- **Stated task**:
Report how many lines contain "כיתה", with no other words.

=== Data for processing ===

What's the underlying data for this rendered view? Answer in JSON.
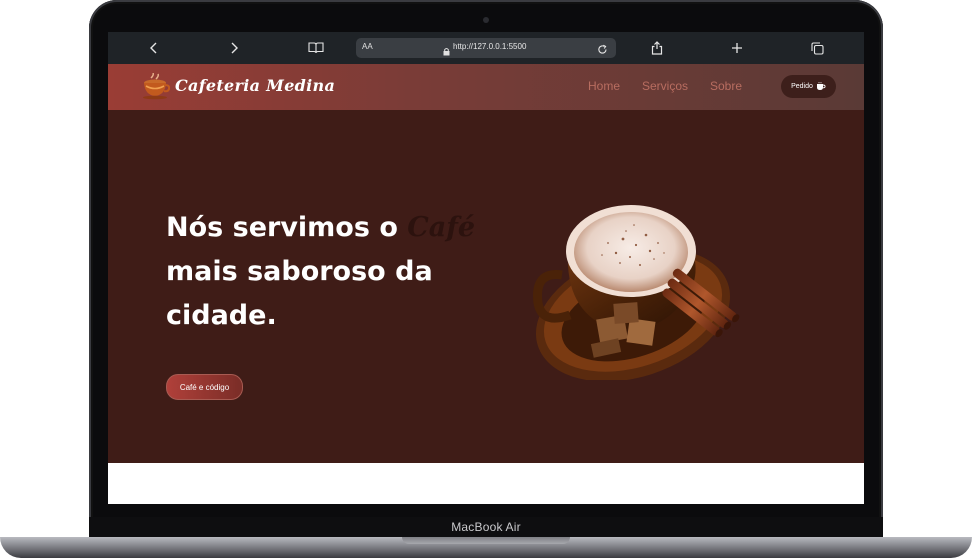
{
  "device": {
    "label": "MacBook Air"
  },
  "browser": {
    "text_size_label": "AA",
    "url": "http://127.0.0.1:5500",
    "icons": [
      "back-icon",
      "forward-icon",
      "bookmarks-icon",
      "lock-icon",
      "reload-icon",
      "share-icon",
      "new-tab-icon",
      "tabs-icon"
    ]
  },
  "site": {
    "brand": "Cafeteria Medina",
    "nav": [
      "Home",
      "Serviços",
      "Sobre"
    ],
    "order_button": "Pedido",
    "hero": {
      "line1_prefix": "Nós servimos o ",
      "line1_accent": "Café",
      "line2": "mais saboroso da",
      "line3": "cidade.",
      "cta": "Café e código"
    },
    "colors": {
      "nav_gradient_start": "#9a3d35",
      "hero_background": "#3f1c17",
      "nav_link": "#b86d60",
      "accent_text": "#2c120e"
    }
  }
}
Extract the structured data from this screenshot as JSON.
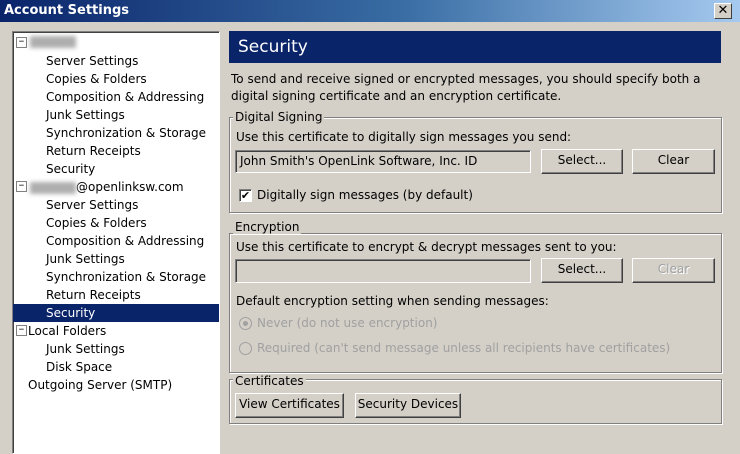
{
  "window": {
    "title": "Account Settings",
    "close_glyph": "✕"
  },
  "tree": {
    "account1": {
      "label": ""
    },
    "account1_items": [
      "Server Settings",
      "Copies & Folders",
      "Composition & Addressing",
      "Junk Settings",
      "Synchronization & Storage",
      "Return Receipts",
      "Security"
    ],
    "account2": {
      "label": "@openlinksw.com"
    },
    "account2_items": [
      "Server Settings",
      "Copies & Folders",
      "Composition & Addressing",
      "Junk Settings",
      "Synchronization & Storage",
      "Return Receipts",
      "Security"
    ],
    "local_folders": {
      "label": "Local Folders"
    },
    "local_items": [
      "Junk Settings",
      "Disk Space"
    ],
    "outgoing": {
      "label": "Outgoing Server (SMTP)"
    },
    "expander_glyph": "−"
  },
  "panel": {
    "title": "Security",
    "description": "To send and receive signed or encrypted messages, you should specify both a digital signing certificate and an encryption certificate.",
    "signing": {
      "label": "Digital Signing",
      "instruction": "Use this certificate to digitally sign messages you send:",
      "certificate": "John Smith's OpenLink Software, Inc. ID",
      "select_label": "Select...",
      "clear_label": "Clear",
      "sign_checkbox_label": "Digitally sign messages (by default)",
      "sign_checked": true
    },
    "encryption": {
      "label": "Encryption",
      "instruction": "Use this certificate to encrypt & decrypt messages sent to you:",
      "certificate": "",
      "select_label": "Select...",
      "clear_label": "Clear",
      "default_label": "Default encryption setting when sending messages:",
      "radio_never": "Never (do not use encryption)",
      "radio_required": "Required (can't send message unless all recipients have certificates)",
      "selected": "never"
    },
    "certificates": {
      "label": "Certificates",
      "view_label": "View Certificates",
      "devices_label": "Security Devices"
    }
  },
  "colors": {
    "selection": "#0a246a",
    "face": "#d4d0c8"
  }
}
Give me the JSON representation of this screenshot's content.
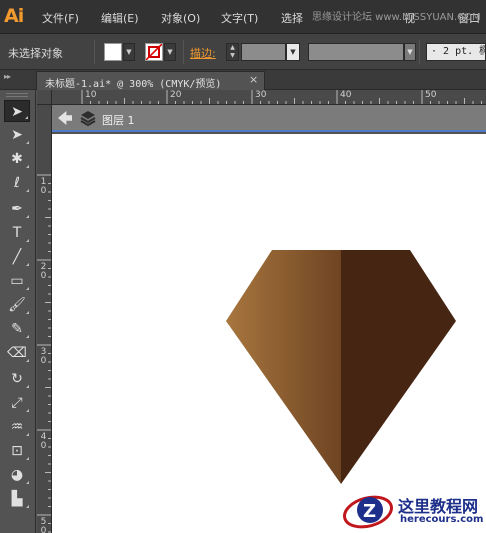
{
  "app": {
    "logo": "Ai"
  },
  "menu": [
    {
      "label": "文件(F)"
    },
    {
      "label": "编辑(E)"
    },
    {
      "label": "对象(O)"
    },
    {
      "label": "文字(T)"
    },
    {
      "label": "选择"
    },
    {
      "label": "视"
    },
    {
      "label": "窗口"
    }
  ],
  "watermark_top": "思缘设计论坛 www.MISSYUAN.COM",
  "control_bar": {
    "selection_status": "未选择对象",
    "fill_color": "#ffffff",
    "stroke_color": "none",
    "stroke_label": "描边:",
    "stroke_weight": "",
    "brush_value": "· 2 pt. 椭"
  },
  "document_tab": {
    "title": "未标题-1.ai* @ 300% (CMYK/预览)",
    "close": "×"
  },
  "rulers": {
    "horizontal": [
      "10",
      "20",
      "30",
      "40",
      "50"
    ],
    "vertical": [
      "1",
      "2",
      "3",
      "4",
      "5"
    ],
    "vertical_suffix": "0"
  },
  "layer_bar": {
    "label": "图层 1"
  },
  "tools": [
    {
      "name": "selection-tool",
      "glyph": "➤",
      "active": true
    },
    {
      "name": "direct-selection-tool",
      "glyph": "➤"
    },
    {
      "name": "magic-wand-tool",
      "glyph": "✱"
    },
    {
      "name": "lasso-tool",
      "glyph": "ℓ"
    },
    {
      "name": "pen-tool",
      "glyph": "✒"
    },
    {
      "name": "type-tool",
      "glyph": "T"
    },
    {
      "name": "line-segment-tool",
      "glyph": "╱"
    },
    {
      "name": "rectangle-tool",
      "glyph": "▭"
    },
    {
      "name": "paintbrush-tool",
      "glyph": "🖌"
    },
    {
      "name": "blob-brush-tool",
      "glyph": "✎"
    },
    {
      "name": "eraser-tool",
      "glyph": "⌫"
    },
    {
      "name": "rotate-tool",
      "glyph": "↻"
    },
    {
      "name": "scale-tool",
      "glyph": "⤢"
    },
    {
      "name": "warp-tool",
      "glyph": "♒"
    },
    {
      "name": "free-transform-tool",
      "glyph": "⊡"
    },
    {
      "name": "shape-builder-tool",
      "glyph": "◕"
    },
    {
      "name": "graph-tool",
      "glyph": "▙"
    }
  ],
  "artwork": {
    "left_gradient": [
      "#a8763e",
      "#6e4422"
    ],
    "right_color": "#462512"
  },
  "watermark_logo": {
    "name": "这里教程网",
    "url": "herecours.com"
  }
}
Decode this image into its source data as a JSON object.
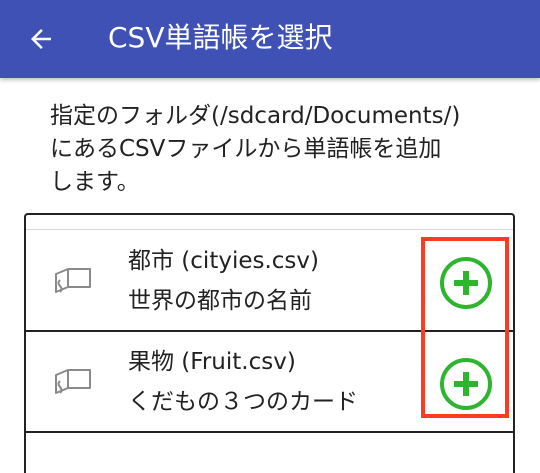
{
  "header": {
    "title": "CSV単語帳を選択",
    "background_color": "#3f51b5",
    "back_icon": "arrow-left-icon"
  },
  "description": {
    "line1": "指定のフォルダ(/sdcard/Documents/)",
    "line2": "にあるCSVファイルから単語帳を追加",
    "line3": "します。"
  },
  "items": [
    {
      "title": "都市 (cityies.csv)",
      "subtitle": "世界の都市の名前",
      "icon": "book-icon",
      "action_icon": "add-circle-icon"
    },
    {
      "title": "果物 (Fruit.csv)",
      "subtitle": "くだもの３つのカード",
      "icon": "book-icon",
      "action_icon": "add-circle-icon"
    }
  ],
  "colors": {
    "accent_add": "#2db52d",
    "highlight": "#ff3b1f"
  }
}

===
=== Data for processing ===

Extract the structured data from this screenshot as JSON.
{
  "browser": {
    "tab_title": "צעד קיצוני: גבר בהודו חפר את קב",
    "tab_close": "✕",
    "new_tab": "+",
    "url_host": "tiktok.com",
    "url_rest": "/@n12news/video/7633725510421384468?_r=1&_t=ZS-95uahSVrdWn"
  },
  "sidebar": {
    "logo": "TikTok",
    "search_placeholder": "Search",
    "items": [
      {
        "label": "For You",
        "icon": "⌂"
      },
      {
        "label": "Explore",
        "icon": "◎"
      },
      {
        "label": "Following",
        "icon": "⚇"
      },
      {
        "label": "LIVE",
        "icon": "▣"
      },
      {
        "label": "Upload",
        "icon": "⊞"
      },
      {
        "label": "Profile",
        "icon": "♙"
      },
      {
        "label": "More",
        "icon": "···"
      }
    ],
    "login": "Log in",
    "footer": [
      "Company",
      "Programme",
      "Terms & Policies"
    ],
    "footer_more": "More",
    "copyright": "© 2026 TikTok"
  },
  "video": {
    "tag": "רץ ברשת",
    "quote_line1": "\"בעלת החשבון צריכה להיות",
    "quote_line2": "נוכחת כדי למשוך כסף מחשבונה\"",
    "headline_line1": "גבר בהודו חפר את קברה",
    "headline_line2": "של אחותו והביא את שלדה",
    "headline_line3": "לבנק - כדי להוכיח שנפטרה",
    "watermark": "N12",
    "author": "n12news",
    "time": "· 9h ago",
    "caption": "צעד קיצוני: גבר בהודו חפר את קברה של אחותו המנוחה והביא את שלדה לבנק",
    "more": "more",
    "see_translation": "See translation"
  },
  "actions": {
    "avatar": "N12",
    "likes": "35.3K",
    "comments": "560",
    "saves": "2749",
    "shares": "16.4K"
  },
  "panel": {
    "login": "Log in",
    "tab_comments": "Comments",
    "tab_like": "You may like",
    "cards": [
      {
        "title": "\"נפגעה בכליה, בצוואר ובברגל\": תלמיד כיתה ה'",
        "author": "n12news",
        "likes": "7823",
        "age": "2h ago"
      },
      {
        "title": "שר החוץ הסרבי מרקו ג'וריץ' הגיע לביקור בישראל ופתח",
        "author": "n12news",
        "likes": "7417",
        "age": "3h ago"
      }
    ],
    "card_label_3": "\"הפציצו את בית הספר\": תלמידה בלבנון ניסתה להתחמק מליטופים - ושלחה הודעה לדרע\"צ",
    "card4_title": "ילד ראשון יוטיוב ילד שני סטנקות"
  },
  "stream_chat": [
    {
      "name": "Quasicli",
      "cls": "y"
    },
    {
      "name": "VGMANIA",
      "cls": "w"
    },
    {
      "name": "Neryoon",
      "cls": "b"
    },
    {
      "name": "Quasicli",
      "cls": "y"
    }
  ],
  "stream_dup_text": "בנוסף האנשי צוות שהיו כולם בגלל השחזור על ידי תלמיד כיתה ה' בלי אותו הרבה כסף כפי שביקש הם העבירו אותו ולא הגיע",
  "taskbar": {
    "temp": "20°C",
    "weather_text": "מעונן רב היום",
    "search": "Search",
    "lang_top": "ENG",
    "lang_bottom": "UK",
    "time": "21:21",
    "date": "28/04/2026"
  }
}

===
=== Data for processing ===

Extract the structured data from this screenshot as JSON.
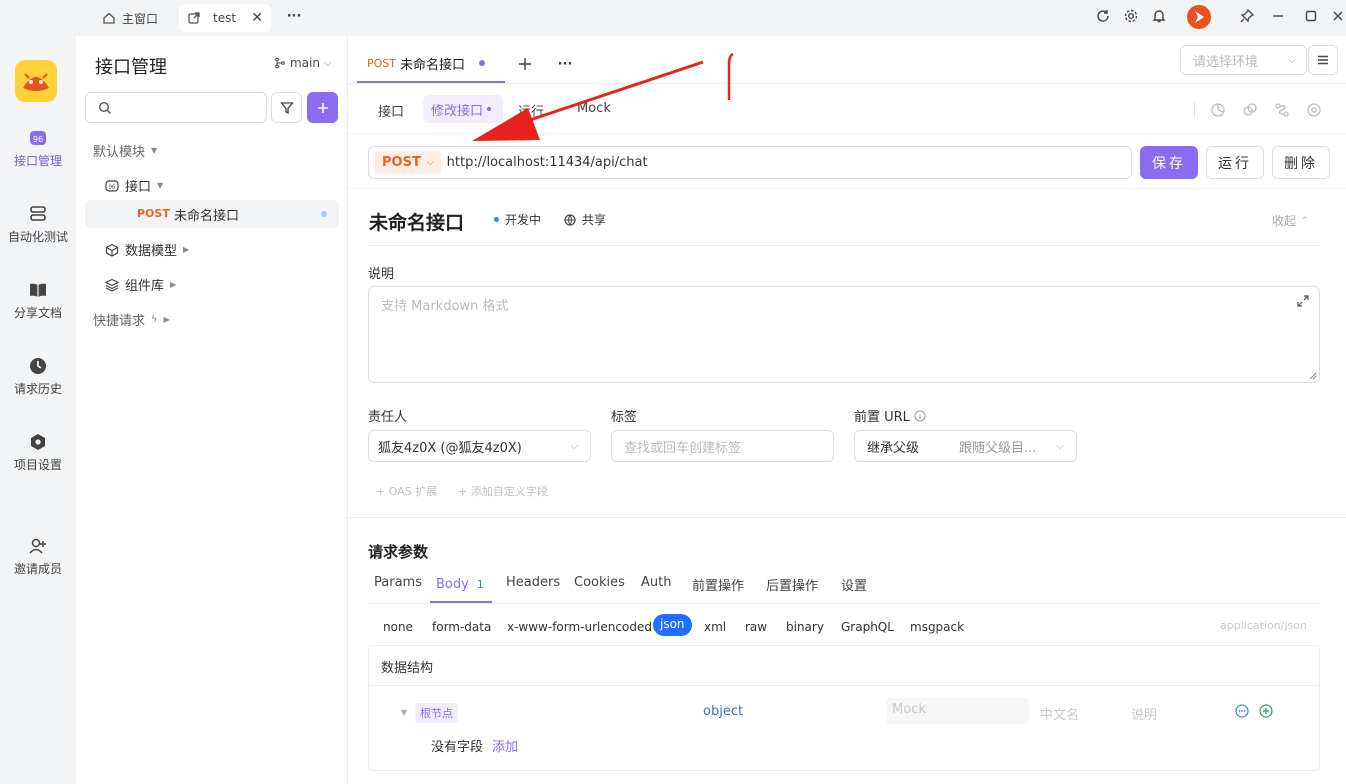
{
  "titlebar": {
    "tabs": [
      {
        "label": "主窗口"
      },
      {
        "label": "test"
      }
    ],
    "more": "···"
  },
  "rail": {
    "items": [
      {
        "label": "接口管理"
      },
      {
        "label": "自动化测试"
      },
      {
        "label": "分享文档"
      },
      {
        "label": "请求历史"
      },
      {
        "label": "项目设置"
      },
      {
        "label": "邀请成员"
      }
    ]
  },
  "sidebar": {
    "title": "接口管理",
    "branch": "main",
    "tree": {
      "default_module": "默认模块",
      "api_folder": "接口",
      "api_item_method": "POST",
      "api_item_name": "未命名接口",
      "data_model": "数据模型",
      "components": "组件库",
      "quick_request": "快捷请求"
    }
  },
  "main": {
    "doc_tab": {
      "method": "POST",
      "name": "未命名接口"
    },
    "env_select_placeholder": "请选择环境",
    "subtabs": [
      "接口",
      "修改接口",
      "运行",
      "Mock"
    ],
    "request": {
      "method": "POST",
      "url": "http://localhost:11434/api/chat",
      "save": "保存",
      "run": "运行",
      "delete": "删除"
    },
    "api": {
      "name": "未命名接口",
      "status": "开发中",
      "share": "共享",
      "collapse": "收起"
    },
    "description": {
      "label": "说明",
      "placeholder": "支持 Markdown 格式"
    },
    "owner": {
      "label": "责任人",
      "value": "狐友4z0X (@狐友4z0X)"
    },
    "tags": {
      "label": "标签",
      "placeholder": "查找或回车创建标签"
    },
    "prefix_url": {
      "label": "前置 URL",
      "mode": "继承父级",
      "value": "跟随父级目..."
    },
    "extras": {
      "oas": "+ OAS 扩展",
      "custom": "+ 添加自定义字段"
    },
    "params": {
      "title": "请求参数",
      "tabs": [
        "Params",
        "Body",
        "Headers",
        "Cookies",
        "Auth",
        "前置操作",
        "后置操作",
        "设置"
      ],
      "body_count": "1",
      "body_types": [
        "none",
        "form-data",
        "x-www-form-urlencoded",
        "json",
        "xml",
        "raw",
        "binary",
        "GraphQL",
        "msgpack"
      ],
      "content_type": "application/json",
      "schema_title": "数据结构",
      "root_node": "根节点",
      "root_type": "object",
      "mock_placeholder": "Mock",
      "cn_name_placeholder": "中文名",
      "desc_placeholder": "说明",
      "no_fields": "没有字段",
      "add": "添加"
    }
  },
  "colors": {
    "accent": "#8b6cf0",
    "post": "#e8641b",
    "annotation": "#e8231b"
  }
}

===

- **Finished task**:
2